What the task requires
Copy out each line of the data that holds the word "olasz".

>> Begin Record excerpts

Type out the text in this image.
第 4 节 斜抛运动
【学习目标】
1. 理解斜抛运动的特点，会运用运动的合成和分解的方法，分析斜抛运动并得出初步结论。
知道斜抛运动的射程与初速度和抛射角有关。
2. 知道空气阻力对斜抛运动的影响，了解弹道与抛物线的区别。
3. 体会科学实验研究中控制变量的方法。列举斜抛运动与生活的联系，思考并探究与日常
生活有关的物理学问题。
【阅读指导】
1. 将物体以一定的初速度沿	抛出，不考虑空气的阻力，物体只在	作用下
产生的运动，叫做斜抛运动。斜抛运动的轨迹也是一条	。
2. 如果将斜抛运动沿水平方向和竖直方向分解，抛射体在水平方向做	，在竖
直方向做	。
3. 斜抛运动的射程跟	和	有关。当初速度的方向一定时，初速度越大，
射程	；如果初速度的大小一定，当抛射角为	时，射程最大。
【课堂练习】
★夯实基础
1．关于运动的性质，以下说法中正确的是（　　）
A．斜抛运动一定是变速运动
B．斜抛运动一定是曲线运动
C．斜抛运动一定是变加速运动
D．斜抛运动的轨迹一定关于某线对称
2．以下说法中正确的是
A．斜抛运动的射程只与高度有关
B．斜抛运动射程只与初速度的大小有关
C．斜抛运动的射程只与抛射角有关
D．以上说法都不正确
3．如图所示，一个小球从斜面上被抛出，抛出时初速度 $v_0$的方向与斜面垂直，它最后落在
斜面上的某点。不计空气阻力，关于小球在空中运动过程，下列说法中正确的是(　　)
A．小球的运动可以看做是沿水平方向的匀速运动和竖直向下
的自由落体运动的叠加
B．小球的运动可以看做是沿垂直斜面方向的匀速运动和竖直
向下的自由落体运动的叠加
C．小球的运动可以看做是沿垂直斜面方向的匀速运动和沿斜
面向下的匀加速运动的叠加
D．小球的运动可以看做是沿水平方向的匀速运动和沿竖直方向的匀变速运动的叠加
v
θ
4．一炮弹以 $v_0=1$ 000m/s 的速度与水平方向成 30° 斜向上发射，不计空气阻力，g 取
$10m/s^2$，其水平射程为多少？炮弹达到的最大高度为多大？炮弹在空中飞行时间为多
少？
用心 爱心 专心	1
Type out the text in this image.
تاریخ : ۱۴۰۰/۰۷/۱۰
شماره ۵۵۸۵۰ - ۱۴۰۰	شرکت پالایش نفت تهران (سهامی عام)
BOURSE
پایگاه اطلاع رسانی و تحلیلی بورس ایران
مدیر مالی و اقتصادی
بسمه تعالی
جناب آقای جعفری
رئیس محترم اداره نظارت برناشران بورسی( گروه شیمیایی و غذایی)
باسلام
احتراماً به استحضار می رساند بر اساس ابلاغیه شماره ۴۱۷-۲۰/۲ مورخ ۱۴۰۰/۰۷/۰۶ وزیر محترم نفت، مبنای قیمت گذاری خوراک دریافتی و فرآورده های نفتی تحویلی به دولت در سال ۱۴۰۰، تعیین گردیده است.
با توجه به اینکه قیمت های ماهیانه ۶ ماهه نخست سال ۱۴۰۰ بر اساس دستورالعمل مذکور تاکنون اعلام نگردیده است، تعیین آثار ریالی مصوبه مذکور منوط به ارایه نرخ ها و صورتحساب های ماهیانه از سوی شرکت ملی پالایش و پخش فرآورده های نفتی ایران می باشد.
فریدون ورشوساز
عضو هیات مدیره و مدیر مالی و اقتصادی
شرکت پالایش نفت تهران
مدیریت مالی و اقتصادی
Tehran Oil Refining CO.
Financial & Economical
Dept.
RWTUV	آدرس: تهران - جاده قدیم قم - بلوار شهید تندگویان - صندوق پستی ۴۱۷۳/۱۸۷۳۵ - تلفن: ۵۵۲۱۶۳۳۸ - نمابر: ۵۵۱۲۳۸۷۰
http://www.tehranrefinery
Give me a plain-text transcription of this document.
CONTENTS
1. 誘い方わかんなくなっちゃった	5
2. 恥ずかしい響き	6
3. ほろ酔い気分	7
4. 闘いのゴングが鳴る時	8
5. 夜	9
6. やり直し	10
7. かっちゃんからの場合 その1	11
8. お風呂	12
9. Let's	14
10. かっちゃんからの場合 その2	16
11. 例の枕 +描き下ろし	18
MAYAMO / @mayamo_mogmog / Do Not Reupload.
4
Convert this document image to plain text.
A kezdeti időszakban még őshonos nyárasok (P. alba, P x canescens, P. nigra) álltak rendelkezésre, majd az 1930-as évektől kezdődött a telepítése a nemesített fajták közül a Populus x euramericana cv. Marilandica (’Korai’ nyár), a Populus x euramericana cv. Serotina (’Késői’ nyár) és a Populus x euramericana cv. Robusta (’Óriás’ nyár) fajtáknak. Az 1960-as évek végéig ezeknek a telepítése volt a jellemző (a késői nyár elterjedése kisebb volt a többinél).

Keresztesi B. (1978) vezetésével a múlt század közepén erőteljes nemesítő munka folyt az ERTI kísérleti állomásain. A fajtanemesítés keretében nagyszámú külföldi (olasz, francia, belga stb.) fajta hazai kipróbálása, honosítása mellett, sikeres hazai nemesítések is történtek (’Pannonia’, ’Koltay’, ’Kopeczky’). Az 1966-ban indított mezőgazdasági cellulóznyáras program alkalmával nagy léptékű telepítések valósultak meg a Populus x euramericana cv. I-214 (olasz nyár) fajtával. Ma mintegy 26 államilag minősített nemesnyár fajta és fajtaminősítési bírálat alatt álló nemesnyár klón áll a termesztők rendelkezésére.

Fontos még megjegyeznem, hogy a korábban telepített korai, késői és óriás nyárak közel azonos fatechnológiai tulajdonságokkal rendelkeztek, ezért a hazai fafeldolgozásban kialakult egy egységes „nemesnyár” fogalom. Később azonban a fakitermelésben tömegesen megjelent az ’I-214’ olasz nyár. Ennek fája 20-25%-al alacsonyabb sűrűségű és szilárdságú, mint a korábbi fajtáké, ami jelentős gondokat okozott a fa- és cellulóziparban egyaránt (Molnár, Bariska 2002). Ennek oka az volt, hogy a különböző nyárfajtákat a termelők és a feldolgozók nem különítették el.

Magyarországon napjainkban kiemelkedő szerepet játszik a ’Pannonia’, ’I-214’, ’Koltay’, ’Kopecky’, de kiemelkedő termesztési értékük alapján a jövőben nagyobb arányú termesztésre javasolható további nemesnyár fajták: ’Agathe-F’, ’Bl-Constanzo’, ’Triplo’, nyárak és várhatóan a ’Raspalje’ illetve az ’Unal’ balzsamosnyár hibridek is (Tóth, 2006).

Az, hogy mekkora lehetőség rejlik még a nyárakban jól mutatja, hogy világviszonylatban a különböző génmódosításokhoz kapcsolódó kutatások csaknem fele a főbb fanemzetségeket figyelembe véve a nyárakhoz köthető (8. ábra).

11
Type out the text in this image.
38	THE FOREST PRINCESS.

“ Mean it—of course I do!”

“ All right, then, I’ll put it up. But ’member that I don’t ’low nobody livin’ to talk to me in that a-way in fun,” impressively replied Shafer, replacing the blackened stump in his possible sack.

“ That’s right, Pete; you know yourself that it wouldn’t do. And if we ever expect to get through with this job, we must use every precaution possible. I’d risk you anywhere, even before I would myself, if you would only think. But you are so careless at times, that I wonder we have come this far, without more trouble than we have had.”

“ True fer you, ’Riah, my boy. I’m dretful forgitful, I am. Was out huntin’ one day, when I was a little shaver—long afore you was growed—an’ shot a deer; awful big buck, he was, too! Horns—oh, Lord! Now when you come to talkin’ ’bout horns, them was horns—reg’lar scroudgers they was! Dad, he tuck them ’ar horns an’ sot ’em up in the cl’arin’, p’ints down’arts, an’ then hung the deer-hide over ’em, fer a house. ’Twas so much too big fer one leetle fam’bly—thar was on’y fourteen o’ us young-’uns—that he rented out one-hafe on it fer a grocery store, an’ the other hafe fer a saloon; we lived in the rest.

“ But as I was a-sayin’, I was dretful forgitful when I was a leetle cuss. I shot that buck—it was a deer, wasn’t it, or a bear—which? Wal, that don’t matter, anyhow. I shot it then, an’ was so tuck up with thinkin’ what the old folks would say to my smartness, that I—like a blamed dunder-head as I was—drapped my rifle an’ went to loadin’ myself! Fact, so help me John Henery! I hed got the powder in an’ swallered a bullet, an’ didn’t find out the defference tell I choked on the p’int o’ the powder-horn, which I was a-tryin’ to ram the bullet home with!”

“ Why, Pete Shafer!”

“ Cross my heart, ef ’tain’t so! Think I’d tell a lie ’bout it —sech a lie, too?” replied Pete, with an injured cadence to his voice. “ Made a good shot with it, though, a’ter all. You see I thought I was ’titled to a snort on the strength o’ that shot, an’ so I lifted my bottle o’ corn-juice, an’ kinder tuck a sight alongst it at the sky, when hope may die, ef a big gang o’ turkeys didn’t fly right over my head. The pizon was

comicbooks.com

>> End Record excerpts

Finished exercise
Keresztesi B. (1978) vezetésével a múlt század közepén erőteljes nemesítő munka folyt az ERTI kísérleti állomásain. A fajtanemesítés keretében nagyszámú külföldi (olasz, francia, belga stb.) fajta hazai kipróbálása, honosítása mellett, sikeres hazai nemesítések is történtek (’Pannonia’, ’Koltay’, ’Kopeczky’). Az 1966-ban indított mezőgazdasági cellulóznyáras program alkalmával nagy léptékű telepítések valósultak meg a Populus x euramericana cv. I-214 (olasz nyár) fajtával. Ma mintegy 26 államilag minősített nemesnyár fajta és fajtaminősítési bírálat alatt álló nemesnyár klón áll a termesztők rendelkezésére.
Fontos még megjegyeznem, hogy a korábban telepített korai, késői és óriás nyárak közel azonos fatechnológiai tulajdonságokkal rendelkeztek, ezért a hazai fafeldolgozásban kialakult egy egységes „nemesnyár” fogalom. Később azonban a fakitermelésben tömegesen megjelent az ’I-214’ olasz nyár. Ennek fája 20-25%-al alacsonyabb sűrűségű és szilárdságú, mint a korábbi fajtáké, ami jelentős gondokat okozott a fa- és cellulóziparban egyaránt (Molnár, Bariska 2002). Ennek oka az volt, hogy a különböző nyárfajtákat a termelők és a feldolgozók nem különítették el.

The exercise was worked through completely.